TASK REQUIREMENTS — Copy out each line that has "Increasing" in it.

Records about charts and figures:
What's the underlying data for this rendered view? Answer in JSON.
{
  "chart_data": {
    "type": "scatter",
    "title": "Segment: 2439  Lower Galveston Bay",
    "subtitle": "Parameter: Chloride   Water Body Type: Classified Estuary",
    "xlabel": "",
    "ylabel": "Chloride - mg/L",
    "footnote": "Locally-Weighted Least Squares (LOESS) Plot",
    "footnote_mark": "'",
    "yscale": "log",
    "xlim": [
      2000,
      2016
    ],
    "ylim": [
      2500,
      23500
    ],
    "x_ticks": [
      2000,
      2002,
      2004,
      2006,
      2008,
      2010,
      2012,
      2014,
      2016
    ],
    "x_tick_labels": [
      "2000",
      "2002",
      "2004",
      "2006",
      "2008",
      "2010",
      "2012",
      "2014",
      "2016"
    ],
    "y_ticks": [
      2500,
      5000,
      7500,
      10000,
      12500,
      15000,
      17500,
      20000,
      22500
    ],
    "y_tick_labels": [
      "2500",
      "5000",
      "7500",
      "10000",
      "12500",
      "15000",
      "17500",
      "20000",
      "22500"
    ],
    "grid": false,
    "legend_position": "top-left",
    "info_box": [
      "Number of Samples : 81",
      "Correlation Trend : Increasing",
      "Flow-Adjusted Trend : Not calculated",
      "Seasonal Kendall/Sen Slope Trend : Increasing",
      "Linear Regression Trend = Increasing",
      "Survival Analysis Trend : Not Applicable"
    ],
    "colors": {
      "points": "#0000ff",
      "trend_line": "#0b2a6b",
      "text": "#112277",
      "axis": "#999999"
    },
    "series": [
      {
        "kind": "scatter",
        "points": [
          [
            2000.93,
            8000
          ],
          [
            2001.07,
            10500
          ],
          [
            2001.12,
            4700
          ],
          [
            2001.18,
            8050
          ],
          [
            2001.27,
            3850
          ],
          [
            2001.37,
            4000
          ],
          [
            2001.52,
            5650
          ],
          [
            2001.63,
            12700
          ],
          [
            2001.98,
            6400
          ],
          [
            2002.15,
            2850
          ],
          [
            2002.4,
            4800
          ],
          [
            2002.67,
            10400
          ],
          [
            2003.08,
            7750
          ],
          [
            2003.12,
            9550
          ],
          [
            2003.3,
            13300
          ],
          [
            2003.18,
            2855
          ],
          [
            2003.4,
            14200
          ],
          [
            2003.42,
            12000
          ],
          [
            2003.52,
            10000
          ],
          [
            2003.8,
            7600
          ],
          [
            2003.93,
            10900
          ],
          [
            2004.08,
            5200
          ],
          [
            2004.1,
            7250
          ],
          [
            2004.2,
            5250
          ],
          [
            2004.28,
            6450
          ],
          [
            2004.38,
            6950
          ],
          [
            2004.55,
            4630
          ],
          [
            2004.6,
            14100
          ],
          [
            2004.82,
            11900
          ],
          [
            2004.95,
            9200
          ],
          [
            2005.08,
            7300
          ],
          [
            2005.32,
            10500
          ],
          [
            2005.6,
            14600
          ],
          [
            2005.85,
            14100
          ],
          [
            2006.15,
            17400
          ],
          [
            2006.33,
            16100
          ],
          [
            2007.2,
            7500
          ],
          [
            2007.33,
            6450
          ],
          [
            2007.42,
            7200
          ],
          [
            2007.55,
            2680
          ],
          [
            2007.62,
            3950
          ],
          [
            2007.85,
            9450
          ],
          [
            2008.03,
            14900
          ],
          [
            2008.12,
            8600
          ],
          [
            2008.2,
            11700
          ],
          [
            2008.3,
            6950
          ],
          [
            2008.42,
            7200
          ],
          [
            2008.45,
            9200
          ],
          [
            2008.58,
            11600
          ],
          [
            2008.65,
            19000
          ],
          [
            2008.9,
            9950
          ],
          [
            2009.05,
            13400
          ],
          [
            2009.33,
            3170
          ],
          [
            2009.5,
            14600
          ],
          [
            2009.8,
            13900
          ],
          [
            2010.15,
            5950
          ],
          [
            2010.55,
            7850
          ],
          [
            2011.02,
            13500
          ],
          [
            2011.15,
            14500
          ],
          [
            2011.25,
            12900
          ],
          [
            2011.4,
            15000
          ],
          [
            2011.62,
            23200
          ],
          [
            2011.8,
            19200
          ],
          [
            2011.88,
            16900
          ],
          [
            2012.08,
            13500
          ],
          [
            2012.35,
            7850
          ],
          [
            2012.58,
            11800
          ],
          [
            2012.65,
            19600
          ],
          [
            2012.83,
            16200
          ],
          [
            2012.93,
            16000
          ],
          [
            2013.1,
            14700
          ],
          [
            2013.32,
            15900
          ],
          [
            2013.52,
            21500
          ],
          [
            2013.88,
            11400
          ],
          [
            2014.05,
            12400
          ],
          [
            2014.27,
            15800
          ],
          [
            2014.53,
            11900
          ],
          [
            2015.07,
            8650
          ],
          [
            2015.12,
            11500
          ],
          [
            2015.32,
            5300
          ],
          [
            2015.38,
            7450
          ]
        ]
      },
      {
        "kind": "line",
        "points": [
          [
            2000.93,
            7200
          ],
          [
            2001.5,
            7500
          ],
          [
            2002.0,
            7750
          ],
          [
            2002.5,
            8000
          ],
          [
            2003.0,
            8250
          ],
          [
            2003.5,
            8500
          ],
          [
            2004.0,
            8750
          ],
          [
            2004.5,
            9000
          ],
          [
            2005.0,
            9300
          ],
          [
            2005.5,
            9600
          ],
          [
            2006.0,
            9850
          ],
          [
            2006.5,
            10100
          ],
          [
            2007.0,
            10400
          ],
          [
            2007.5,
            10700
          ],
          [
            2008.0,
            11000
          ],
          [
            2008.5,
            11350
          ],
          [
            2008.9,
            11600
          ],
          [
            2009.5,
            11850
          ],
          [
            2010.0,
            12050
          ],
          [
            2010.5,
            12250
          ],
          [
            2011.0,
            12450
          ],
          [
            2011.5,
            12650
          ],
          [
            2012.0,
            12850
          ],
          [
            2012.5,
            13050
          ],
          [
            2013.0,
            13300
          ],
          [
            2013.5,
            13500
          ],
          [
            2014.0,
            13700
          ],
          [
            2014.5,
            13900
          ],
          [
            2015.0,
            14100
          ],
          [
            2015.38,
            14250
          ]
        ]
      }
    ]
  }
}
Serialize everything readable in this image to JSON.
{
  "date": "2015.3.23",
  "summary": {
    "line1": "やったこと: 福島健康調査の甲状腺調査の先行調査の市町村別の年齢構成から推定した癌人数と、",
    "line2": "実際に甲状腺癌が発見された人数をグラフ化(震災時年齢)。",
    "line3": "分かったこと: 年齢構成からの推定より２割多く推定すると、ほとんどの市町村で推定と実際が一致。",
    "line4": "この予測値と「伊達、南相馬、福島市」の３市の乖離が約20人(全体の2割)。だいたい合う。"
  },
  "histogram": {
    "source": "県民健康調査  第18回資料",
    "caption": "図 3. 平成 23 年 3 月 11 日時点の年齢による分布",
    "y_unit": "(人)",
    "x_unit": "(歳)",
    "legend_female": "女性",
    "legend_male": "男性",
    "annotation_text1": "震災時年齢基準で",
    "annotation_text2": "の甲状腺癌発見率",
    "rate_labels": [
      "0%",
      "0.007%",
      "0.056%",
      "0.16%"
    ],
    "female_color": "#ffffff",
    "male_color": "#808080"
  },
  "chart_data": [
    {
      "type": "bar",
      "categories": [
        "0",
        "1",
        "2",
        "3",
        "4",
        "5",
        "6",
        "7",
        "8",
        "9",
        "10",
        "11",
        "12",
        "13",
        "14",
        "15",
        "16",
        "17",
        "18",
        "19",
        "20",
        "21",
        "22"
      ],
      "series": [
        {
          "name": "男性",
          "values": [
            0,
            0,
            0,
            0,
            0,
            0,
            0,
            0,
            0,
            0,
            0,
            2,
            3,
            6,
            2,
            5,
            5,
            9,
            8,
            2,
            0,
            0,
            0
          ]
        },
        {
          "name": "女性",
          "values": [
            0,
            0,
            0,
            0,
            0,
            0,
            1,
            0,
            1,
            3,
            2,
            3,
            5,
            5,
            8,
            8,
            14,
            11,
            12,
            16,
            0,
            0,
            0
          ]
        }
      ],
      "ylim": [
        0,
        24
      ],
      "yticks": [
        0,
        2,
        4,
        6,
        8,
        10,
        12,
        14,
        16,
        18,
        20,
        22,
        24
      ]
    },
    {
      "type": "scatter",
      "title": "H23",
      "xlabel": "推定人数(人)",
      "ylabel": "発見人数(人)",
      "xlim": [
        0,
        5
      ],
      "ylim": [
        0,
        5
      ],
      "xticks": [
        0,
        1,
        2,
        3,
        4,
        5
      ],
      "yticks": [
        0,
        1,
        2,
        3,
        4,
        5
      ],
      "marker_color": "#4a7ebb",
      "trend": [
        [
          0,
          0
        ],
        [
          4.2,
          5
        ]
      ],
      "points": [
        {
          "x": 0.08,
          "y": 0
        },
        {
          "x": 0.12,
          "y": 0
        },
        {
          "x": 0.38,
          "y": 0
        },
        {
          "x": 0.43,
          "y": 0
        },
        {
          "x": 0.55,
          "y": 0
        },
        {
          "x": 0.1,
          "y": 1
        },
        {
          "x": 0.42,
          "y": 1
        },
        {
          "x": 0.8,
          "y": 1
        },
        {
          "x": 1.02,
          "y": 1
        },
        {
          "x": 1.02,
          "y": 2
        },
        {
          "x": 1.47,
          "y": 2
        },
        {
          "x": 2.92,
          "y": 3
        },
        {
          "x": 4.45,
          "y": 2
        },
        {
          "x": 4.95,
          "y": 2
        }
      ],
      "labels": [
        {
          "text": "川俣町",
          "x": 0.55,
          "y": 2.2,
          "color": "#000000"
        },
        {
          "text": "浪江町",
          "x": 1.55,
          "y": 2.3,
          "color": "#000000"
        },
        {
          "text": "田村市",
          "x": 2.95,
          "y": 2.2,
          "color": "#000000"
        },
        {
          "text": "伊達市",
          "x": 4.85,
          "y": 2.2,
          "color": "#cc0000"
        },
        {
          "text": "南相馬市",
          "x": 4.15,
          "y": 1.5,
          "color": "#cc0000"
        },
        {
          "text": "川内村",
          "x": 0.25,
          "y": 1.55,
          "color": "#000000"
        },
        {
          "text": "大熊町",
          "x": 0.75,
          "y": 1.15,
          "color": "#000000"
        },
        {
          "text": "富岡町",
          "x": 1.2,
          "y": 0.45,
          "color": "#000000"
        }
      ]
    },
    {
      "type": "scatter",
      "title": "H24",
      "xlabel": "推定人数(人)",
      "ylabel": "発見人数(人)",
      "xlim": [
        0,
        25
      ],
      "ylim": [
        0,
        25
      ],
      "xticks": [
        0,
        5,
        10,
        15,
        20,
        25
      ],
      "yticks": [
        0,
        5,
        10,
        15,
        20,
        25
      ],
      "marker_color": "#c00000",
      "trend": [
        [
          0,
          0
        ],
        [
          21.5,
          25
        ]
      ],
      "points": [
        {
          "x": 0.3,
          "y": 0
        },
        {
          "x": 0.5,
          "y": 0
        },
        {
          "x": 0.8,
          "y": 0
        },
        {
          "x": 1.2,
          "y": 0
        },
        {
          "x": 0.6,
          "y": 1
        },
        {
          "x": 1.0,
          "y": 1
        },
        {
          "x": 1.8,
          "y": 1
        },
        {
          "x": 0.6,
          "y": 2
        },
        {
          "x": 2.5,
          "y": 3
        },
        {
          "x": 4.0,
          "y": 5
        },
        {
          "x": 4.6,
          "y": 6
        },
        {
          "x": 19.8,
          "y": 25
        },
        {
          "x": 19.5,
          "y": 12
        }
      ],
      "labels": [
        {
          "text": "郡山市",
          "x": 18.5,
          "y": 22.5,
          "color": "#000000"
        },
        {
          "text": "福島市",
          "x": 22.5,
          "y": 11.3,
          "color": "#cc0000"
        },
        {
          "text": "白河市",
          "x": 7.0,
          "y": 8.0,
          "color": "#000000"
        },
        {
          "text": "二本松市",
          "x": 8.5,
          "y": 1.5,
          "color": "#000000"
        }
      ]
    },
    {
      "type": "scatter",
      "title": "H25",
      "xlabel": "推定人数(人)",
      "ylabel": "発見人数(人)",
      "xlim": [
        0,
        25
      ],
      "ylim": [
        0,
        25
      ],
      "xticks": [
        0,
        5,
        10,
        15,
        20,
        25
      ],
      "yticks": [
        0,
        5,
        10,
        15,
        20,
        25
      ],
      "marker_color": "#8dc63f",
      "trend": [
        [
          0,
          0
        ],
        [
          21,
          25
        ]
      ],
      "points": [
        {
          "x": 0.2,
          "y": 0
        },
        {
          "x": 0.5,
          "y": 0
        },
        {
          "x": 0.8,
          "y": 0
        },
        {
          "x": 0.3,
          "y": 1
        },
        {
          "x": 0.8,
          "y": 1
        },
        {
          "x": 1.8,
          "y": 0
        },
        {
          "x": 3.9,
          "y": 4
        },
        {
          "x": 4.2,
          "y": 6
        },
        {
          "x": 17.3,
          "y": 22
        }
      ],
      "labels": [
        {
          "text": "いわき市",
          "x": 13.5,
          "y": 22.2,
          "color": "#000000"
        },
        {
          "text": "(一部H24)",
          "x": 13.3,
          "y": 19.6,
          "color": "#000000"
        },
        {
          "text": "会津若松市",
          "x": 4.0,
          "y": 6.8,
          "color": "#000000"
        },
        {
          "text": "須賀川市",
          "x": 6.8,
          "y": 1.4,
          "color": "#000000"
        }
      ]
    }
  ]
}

SOLUTION —
      "Correlation Trend : Increasing",
      "Seasonal Kendall/Sen Slope Trend : Increasing",
      "Linear Regression Trend = Increasing",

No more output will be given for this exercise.